Given task: Leave out the images; return the rest of the data exactly.

Supplied information:

────

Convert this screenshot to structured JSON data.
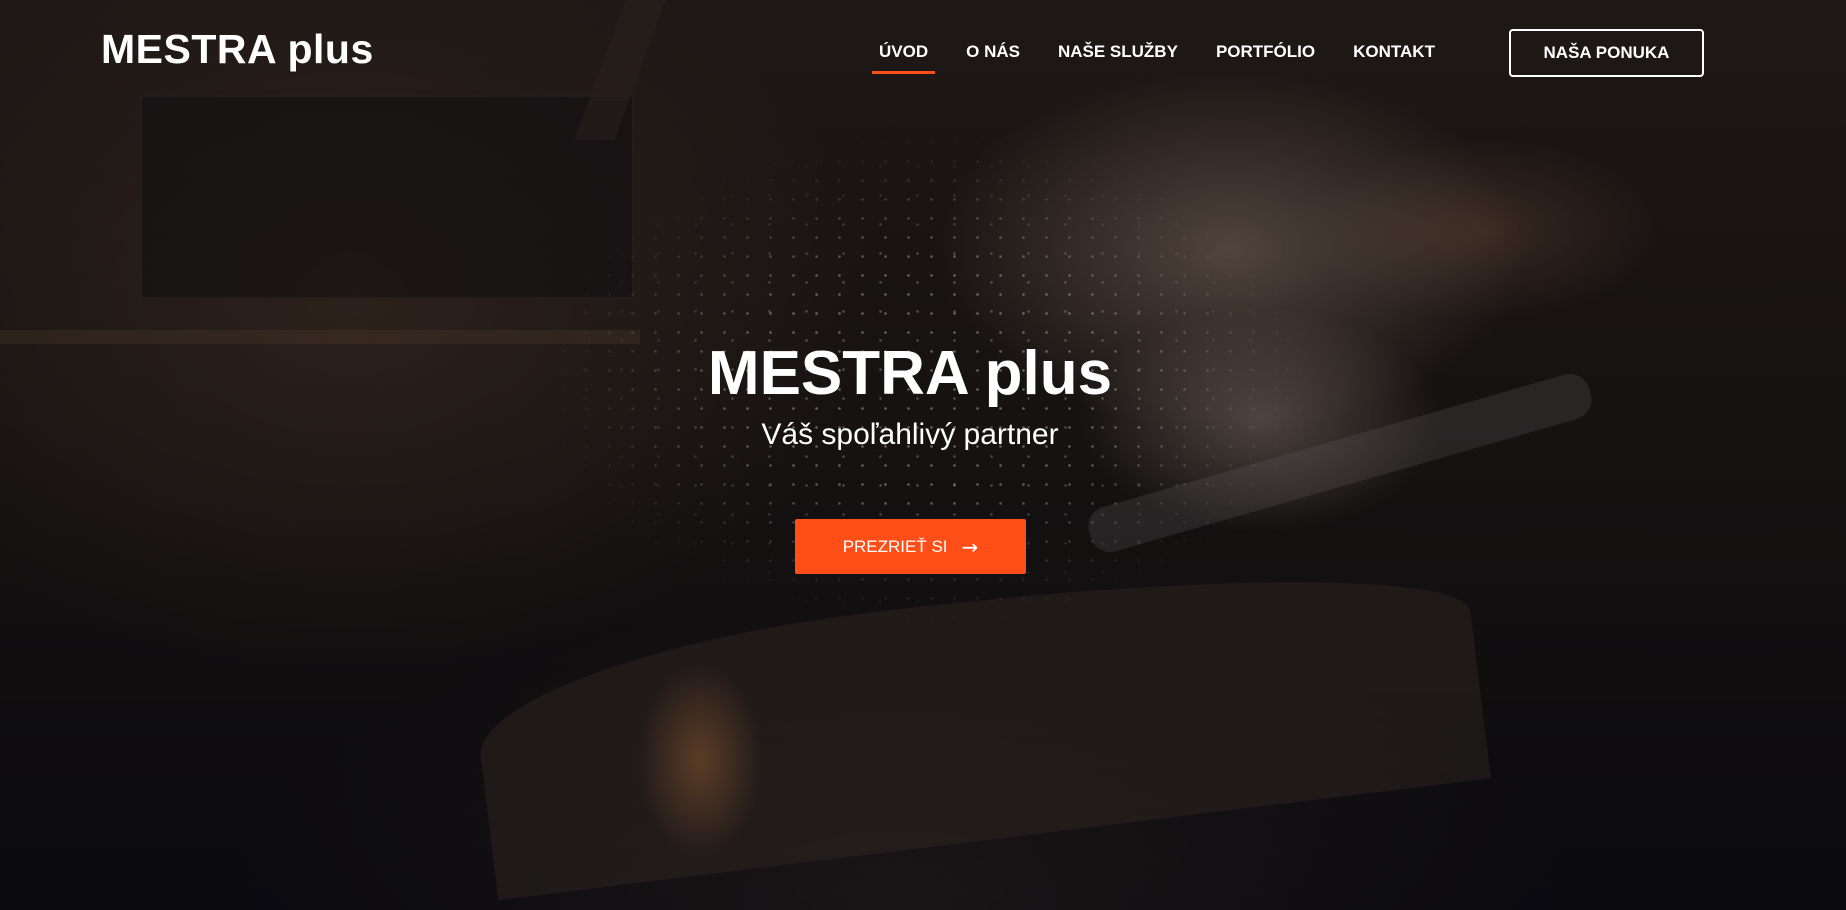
{
  "header": {
    "logo_text": "MESTRA plus",
    "nav": [
      {
        "label": "ÚVOD",
        "active": true
      },
      {
        "label": "O NÁS",
        "active": false
      },
      {
        "label": "NAŠE SLUŽBY",
        "active": false
      },
      {
        "label": "PORTFÓLIO",
        "active": false
      },
      {
        "label": "KONTAKT",
        "active": false
      }
    ],
    "offer_button_label": "NAŠA PONUKA"
  },
  "hero": {
    "title": "MESTRA plus",
    "subtitle": "Váš spoľahlivý partner",
    "cta_label": "PREZRIEŤ SI",
    "cta_arrow": "→"
  },
  "colors": {
    "accent": "#ff4e17",
    "text": "#ffffff",
    "overlay": "#0d0f14"
  }
}
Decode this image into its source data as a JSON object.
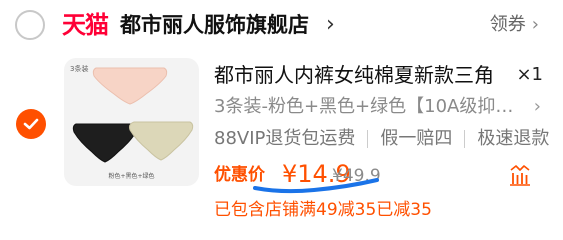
{
  "store": {
    "brand_logo_text": "天猫",
    "name": "都市丽人服饰旗舰店",
    "chevron": "›",
    "coupon_label": "领券",
    "coupon_chevron": "›"
  },
  "item": {
    "selected": true,
    "image": {
      "tag": "3条装",
      "caption": "粉色+黑色+绿色"
    },
    "title": "都市丽人内裤女纯棉夏新款三角",
    "quantity": "×1",
    "sku": "3条装-粉色+黑色+绿色【10A级抑…",
    "sku_chevron": "›",
    "services": [
      "88VIP退货包运费",
      "假一赔四",
      "极速退款"
    ],
    "price_label": "优惠价",
    "price": "¥14.9",
    "original_price": "¥49.9",
    "promo": "已包含店铺满49减35已减35"
  },
  "colors": {
    "accent": "#ff5000",
    "tmall_red": "#ff0036",
    "annotation_blue": "#1a73e8"
  },
  "icons": {
    "store_checkbox": "empty-circle-icon",
    "item_checkbox": "checked-circle-icon",
    "promo": "discount-bars-icon"
  }
}
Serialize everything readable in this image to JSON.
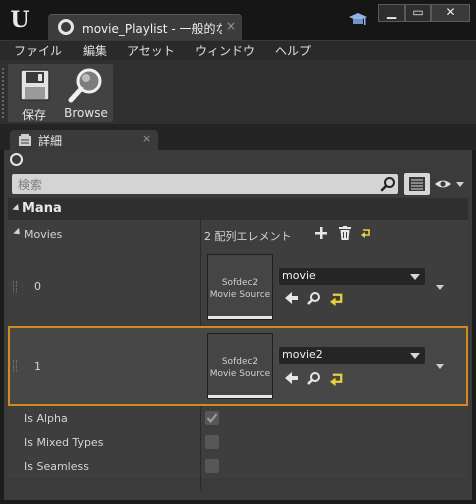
{
  "window": {
    "tab_title": "movie_Playlist - 一般的な",
    "tab_close": "×",
    "min_label": "▁",
    "max_label": "▭",
    "close_label": "✕"
  },
  "menu": {
    "items": [
      "ファイル",
      "編集",
      "アセット",
      "ウィンドウ",
      "ヘルプ"
    ]
  },
  "toolbar": {
    "save_label": "保存",
    "browse_label": "Browse"
  },
  "details": {
    "tab_label": "詳細",
    "tab_close": "×",
    "search_placeholder": "検索"
  },
  "category": {
    "name": "Mana"
  },
  "movies": {
    "label": "Movies",
    "count_text": "2 配列エレメント",
    "elements": [
      {
        "index": "0",
        "asset_name": "movie",
        "thumb_line1": "Sofdec2",
        "thumb_line2": "Movie Source"
      },
      {
        "index": "1",
        "asset_name": "movie2",
        "thumb_line1": "Sofdec2",
        "thumb_line2": "Movie Source"
      }
    ]
  },
  "properties": [
    {
      "label": "Is Alpha",
      "checked": true
    },
    {
      "label": "Is Mixed Types",
      "checked": false
    },
    {
      "label": "Is Seamless",
      "checked": false
    }
  ],
  "colors": {
    "selection_border": "#d38a1c",
    "accent_yellow": "#e8d040"
  }
}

────

Full answer:
Convert this screenshot to structured JSON data.
{
  "header": {
    "logo_text": "MESTRA plus",
    "nav": [
      {
        "label": "ÚVOD",
        "active": true
      },
      {
        "label": "O NÁS",
        "active": false
      },
      {
        "label": "NAŠE SLUŽBY",
        "active": false
      },
      {
        "label": "PORTFÓLIO",
        "active": false
      },
      {
        "label": "KONTAKT",
        "active": false
      }
    ],
    "offer_button_label": "NAŠA PONUKA"
  },
  "hero": {
    "title": "MESTRA plus",
    "subtitle": "Váš spoľahlivý partner",
    "cta_label": "PREZRIEŤ SI",
    "cta_arrow": "→"
  },
  "colors": {
    "accent": "#ff4e17",
    "text": "#ffffff",
    "overlay": "#0d0f14"
  }
}
Decode this image into its source data as a JSON object.
{
  "store": {
    "brand_logo_text": "天猫",
    "name": "都市丽人服饰旗舰店",
    "chevron": "›",
    "coupon_label": "领券",
    "coupon_chevron": "›"
  },
  "item": {
    "selected": true,
    "image": {
      "tag": "3条装",
      "caption": "粉色+黑色+绿色"
    },
    "title": "都市丽人内裤女纯棉夏新款三角",
    "quantity": "×1",
    "sku": "3条装-粉色+黑色+绿色【10A级抑…",
    "sku_chevron": "›",
    "services": [
      "88VIP退货包运费",
      "假一赔四",
      "极速退款"
    ],
    "price_label": "优惠价",
    "price": "¥14.9",
    "original_price": "¥49.9",
    "promo": "已包含店铺满49减35已减35"
  },
  "colors": {
    "accent": "#ff5000",
    "tmall_red": "#ff0036",
    "annotation_blue": "#1a73e8"
  },
  "icons": {
    "store_checkbox": "empty-circle-icon",
    "item_checkbox": "checked-circle-icon",
    "promo": "discount-bars-icon"
  }
}
Serialize everything readable in this image to JSON.
{
  "window": {
    "tab_title": "movie_Playlist - 一般的な",
    "tab_close": "×",
    "min_label": "▁",
    "max_label": "▭",
    "close_label": "✕"
  },
  "menu": {
    "items": [
      "ファイル",
      "編集",
      "アセット",
      "ウィンドウ",
      "ヘルプ"
    ]
  },
  "toolbar": {
    "save_label": "保存",
    "browse_label": "Browse"
  },
  "details": {
    "tab_label": "詳細",
    "tab_close": "×",
    "search_placeholder": "検索"
  },
  "category": {
    "name": "Mana"
  },
  "movies": {
    "label": "Movies",
    "count_text": "2 配列エレメント",
    "elements": [
      {
        "index": "0",
        "asset_name": "movie",
        "thumb_line1": "Sofdec2",
        "thumb_line2": "Movie Source"
      },
      {
        "index": "1",
        "asset_name": "movie2",
        "thumb_line1": "Sofdec2",
        "thumb_line2": "Movie Source"
      }
    ]
  },
  "properties": [
    {
      "label": "Is Alpha",
      "checked": true
    },
    {
      "label": "Is Mixed Types",
      "checked": false
    },
    {
      "label": "Is Seamless",
      "checked": false
    }
  ],
  "colors": {
    "selection_border": "#d38a1c",
    "accent_yellow": "#e8d040"
  }
}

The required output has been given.